WHAT IS BEING ASKED:
Collect each line holding the string "this".

MATERIAL SUPPLIED:
-------------------------
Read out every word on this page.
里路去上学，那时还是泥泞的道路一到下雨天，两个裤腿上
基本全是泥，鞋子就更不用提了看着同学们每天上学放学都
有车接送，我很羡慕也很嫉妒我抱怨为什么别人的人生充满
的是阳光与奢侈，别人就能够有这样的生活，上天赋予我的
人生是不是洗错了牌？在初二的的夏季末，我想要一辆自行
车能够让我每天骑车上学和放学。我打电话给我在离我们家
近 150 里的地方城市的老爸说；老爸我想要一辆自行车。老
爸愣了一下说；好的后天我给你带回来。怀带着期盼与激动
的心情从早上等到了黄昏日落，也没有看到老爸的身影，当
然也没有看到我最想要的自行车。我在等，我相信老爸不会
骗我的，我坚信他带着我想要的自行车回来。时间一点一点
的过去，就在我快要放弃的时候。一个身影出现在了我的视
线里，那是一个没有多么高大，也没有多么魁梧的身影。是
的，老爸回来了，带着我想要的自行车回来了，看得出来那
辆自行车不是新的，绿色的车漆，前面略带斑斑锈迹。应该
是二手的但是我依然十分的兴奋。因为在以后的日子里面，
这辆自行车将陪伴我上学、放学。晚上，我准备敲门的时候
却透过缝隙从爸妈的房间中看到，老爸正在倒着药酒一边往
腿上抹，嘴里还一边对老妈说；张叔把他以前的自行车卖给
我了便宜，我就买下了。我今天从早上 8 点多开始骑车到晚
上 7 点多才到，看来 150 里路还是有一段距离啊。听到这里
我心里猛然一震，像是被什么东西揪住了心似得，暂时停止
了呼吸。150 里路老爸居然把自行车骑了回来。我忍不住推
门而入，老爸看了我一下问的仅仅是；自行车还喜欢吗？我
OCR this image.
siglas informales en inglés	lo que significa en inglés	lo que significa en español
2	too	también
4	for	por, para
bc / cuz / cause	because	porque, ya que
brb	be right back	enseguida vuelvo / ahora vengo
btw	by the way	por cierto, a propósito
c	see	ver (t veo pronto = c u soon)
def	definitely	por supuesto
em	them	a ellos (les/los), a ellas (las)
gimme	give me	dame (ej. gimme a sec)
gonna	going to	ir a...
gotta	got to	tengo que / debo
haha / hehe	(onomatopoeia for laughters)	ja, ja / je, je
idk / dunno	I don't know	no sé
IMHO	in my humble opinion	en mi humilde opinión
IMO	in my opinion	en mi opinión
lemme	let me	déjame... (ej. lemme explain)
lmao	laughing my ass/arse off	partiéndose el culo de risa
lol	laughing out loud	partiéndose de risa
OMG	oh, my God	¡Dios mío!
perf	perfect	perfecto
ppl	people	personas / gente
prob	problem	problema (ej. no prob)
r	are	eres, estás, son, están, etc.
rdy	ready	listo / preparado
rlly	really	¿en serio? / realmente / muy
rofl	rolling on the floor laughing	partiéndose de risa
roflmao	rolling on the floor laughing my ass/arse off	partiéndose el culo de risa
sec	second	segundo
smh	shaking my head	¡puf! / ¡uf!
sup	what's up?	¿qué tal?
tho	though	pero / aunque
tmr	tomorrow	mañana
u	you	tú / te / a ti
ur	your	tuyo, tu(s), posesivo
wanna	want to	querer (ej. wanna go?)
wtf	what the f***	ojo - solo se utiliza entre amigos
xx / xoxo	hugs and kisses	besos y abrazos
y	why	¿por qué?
-------------------------
WRITTEN ANSWER:
Read out every word on this page.
OCR this image.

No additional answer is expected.